**** ENTRIES PROVIDED ****

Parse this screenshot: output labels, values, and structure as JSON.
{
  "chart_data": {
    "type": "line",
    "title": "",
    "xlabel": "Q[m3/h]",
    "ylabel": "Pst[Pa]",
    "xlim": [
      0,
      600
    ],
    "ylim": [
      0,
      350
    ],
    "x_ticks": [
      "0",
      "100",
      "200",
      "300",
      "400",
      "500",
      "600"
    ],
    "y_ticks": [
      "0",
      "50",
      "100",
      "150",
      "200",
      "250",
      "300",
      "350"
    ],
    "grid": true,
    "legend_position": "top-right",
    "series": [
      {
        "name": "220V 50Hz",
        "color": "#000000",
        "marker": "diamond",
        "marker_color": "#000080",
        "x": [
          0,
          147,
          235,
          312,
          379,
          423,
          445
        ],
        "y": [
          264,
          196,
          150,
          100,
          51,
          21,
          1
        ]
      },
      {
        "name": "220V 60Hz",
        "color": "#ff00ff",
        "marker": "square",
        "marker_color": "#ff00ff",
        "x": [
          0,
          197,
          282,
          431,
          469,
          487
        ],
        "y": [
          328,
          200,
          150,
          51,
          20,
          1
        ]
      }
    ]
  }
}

****

__WRITTEN EXERCISE__: Transcribe every entry exactly, omitting nothing.

__FINISHED ANSWER__:
Parse this screenshot: output labels, values, and structure as JSON.
{
  "chart_data": {
    "type": "line",
    "title": "",
    "xlabel": "Q[m3/h]",
    "ylabel": "Pst[Pa]",
    "xlim": [
      0,
      600
    ],
    "ylim": [
      0,
      350
    ],
    "x_ticks": [
      "0",
      "100",
      "200",
      "300",
      "400",
      "500",
      "600"
    ],
    "y_ticks": [
      "0",
      "50",
      "100",
      "150",
      "200",
      "250",
      "300",
      "350"
    ],
    "grid": true,
    "legend_position": "top-right",
    "series": [
      {
        "name": "220V 50Hz",
        "color": "#000000",
        "marker": "diamond",
        "marker_color": "#000080",
        "x": [
          0,
          147,
          235,
          312,
          379,
          423,
          445
        ],
        "y": [
          264,
          196,
          150,
          100,
          51,
          21,
          1
        ]
      },
      {
        "name": "220V 60Hz",
        "color": "#ff00ff",
        "marker": "square",
        "marker_color": "#ff00ff",
        "x": [
          0,
          197,
          282,
          431,
          469,
          487
        ],
        "y": [
          328,
          200,
          150,
          51,
          20,
          1
        ]
      }
    ]
  }
}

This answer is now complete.